(Data listing)
-=-=-

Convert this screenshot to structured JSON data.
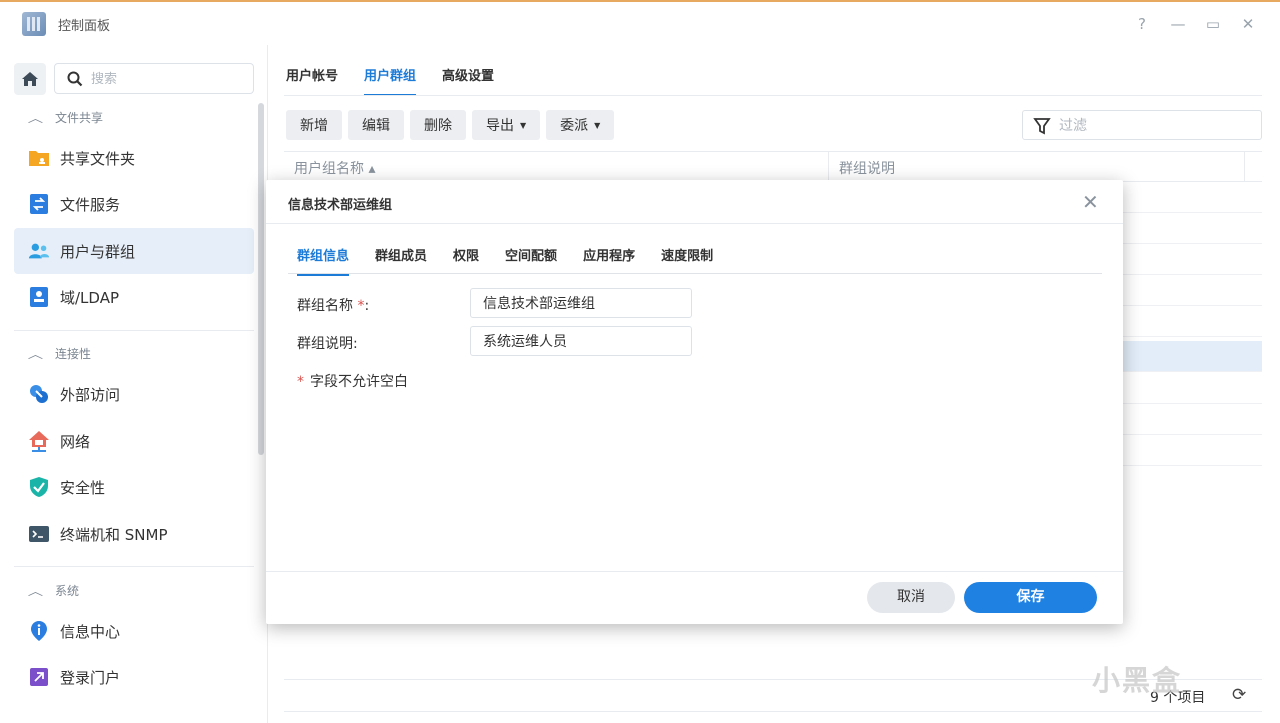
{
  "window": {
    "title": "控制面板",
    "controls": [
      "?",
      "—",
      "▭",
      "✕"
    ]
  },
  "sidebar": {
    "search_placeholder": "搜索",
    "sections": [
      {
        "label": "文件共享"
      },
      {
        "label": "连接性"
      },
      {
        "label": "系统"
      }
    ],
    "items": [
      {
        "label": "共享文件夹",
        "icon": "shared-folder-icon"
      },
      {
        "label": "文件服务",
        "icon": "file-services-icon"
      },
      {
        "label": "用户与群组",
        "icon": "users-groups-icon",
        "active": true
      },
      {
        "label": "域/LDAP",
        "icon": "domain-ldap-icon"
      },
      {
        "label": "外部访问",
        "icon": "external-access-icon"
      },
      {
        "label": "网络",
        "icon": "network-icon"
      },
      {
        "label": "安全性",
        "icon": "security-shield-icon"
      },
      {
        "label": "终端机和 SNMP",
        "icon": "terminal-icon"
      },
      {
        "label": "信息中心",
        "icon": "info-center-icon"
      },
      {
        "label": "登录门户",
        "icon": "login-portal-icon"
      }
    ]
  },
  "main": {
    "tabs": [
      {
        "label": "用户帐号"
      },
      {
        "label": "用户群组",
        "active": true
      },
      {
        "label": "高级设置"
      }
    ],
    "toolbar": {
      "add": "新增",
      "edit": "编辑",
      "delete": "删除",
      "export": "导出",
      "delegate": "委派"
    },
    "filter_placeholder": "过滤",
    "grid": {
      "columns": [
        "用户组名称 ▴",
        "群组说明"
      ]
    },
    "item_count": "9 个项目"
  },
  "dialog": {
    "title": "信息技术部运维组",
    "tabs": [
      {
        "label": "群组信息",
        "active": true
      },
      {
        "label": "群组成员"
      },
      {
        "label": "权限"
      },
      {
        "label": "空间配额"
      },
      {
        "label": "应用程序"
      },
      {
        "label": "速度限制"
      }
    ],
    "fields": {
      "name_label": "群组名称",
      "name_value": "信息技术部运维组",
      "desc_label": "群组说明:",
      "desc_value": "系统运维人员"
    },
    "note": "字段不允许空白",
    "cancel": "取消",
    "save": "保存"
  },
  "watermark": "小黑盒",
  "colors": {
    "accent": "#1d7bd8",
    "save_button": "#1f82e3",
    "selected_row": "#e3edf9",
    "required": "#d9534f"
  }
}
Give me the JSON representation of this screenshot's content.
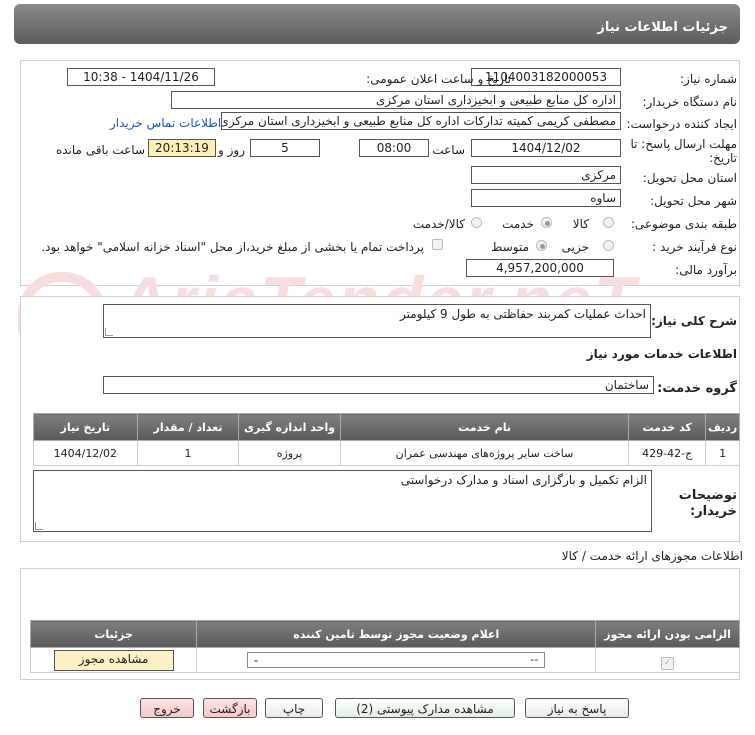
{
  "header": {
    "title": "جزئیات اطلاعات نیاز"
  },
  "watermark": {
    "text": "AriaTender.neT"
  },
  "fields": {
    "need_number_label": "شماره نیاز:",
    "need_number": "1104003182000053",
    "announce_label": "تاریخ و ساعت اعلان عمومی:",
    "announce_value": "1404/11/26 - 10:38",
    "buyer_label": "نام دستگاه خریدار:",
    "buyer_value": "اداره کل منابع طبیعی و ابخیزداری استان مرکزی",
    "creator_label": "ایجاد کننده درخواست:",
    "creator_value": "مصطفی کریمی کمیته تدارکات اداره کل منابع طبیعی و ابخیزداری استان مرکزی",
    "contact_link": "اطلاعات تماس خریدار",
    "deadline_label_1": "مهلت ارسال پاسخ: تا",
    "deadline_label_2": "تاریخ:",
    "deadline_date": "1404/12/02",
    "time_label": "ساعت",
    "deadline_time": "08:00",
    "days_value": "5",
    "days_label": "روز و",
    "remaining_time": "20:13:19",
    "remaining_label": "ساعت باقی مانده",
    "province_label": "استان محل تحویل:",
    "province_value": "مرکزی",
    "city_label": "شهر محل تحویل:",
    "city_value": "ساوه",
    "category_label": "طبقه بندی موضوعی:",
    "category_options": [
      "کالا",
      "خدمت",
      "کالا/خدمت"
    ],
    "category_selected": "خدمت",
    "process_label": "نوع فرآیند خرید :",
    "process_options": [
      "جزیی",
      "متوسط"
    ],
    "process_selected": "متوسط",
    "payment_note": "پرداخت تمام یا بخشی از مبلغ خرید،از محل \"اسناد خزانه اسلامی\" خواهد بود.",
    "budget_label": "برآورد مالی:",
    "budget_value": "4,957,200,000"
  },
  "description": {
    "label": "شرح کلی نیاز:",
    "value": "احداث عملیات کمربند حفاظتی به طول 9 کیلومتر"
  },
  "services": {
    "section_title": "اطلاعات خدمات مورد نیاز",
    "group_label": "گروه خدمت:",
    "group_value": "ساختمان",
    "columns": [
      "ردیف",
      "کد خدمت",
      "نام خدمت",
      "واحد اندازه گیری",
      "تعداد / مقدار",
      "تاریخ نیاز"
    ],
    "rows": [
      [
        "1",
        "ج-42-429",
        "ساخت سایر پروژه‌های مهندسی عمران",
        "پروژه",
        "1",
        "1404/12/02"
      ]
    ]
  },
  "buyer_notes": {
    "label_1": "توضیحات",
    "label_2": "خریدار:",
    "value": "الزام تکمیل و بارگزاری اسناد و مدارک درخواستی"
  },
  "permits": {
    "section_title": "اطلاعات مجوزهای ارائه خدمت / کالا",
    "columns": [
      "الزامی بودن ارائه مجوز",
      "اعلام وضعیت مجوز توسط تامین کننده",
      "جزئیات"
    ],
    "select_value": "--",
    "view_button": "مشاهده مجوز"
  },
  "buttons": {
    "reply": "پاسخ به نیاز",
    "attachments": "مشاهده مدارک پیوستی (2)",
    "print": "چاپ",
    "back": "بازگشت",
    "exit": "خروج"
  }
}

-=-=-

▶ STATED GOAL:
Each line that holds the word "منابع" should be extracted from the records.

▶ TASK OUTPUT:
    "buyer_value": "اداره کل منابع طبیعی و ابخیزداری استان مرکزی",
    "creator_value": "مصطفی کریمی کمیته تدارکات اداره کل منابع طبیعی و ابخیزداری استان مرکزی",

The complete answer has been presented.